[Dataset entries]
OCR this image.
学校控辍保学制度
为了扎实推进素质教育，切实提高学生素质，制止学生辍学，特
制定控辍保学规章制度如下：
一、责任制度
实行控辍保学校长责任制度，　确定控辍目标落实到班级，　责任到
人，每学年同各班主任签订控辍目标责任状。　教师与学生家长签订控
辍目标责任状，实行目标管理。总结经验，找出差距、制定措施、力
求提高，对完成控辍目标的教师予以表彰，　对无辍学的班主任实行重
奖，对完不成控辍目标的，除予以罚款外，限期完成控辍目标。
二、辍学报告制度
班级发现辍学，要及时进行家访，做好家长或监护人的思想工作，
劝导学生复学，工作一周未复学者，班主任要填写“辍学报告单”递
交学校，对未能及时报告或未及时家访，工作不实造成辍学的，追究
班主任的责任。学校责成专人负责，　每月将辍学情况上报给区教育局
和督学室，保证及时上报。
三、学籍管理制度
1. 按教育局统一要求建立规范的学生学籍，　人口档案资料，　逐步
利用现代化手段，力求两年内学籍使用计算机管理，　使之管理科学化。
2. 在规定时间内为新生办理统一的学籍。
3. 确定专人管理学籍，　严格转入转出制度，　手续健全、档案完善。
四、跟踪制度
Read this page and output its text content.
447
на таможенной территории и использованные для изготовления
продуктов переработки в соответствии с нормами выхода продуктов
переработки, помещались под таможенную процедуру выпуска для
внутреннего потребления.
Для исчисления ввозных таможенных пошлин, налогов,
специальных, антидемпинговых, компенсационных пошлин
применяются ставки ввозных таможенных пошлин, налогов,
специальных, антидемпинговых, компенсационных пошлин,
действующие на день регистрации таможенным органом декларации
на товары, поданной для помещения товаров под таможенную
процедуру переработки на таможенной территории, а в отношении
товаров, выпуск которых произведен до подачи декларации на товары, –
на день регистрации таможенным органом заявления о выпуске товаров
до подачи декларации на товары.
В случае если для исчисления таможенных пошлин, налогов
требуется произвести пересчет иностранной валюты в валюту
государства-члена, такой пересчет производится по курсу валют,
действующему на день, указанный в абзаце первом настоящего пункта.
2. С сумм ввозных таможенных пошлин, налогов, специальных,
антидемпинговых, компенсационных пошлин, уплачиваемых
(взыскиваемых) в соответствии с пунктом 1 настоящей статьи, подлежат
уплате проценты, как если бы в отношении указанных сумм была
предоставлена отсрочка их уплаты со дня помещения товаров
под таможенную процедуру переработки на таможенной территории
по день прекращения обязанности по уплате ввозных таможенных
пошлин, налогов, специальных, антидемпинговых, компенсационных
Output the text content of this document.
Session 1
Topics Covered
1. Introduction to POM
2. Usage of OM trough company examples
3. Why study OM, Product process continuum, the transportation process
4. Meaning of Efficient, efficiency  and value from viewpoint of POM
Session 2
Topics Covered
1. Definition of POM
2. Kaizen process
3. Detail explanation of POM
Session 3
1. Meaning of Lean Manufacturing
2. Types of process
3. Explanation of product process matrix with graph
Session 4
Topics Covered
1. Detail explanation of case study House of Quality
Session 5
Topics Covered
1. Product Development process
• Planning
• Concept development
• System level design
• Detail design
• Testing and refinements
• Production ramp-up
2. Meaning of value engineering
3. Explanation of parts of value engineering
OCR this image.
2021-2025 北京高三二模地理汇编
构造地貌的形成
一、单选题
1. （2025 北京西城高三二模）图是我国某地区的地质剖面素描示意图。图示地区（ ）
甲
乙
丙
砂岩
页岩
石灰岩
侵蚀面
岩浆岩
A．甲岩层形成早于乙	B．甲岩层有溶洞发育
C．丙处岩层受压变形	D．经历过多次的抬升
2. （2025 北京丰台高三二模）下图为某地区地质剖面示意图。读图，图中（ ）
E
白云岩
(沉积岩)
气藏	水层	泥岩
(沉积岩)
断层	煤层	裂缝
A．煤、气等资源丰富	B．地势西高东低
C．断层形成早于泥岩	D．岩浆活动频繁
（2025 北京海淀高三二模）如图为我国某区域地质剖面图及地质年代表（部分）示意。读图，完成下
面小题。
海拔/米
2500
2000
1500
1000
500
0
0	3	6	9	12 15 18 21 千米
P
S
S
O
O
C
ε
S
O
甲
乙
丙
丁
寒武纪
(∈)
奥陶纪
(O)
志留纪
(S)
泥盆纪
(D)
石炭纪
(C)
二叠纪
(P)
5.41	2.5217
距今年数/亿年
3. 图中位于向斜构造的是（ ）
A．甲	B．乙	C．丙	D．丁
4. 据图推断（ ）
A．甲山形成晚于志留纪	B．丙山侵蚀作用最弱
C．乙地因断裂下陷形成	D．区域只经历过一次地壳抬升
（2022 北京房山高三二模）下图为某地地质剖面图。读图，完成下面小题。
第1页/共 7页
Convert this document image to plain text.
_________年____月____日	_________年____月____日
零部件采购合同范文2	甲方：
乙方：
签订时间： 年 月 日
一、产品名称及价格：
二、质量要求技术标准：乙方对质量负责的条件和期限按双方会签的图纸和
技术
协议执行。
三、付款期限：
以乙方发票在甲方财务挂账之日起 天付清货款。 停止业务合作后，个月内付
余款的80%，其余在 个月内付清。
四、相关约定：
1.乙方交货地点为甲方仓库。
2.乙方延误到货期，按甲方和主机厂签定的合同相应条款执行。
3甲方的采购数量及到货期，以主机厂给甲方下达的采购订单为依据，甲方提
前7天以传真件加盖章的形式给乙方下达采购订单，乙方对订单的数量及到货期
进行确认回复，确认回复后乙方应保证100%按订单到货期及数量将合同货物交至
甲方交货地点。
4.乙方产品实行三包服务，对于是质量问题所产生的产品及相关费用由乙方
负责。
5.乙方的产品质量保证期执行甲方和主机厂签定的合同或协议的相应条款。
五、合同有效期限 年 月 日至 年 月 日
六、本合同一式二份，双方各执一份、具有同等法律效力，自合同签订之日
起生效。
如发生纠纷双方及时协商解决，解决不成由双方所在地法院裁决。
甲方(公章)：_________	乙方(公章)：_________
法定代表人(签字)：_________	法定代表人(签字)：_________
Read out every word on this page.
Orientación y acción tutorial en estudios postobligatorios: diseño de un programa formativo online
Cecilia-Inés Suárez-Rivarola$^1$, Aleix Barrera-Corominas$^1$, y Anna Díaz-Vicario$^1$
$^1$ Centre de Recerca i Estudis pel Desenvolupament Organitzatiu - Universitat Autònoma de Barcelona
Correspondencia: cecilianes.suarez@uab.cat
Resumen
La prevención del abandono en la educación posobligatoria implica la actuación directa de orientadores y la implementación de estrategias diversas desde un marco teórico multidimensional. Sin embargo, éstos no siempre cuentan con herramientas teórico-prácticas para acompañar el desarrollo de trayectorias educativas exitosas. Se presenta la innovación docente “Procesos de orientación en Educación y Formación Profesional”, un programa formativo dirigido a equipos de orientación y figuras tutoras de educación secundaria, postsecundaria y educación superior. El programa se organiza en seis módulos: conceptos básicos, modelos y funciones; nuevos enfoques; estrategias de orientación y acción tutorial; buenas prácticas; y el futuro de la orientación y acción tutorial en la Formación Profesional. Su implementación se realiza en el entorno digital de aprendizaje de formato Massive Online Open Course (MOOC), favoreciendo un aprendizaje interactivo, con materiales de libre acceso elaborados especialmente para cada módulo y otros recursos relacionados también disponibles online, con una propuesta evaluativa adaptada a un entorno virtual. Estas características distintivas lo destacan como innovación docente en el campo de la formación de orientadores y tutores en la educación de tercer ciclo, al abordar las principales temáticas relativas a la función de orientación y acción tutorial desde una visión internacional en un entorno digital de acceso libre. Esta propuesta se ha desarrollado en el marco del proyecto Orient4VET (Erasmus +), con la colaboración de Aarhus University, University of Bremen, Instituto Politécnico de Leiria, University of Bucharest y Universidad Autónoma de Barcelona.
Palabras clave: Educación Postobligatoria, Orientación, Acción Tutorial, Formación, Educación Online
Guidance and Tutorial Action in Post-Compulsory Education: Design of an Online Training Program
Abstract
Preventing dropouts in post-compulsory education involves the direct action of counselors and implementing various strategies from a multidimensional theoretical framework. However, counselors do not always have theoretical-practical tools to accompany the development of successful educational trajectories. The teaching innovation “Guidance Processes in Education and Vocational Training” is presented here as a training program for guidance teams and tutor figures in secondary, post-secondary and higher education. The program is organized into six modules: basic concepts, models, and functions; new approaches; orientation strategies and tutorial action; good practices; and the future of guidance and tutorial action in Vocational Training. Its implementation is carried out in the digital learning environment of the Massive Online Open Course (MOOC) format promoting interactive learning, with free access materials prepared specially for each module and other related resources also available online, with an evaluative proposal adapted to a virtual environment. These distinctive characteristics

## WHAT IS ASKED
Which lines contain "Session"? Show each of them.

## FINAL RESULT
Session 1
Session 2
Session 3
Session 4
Session 5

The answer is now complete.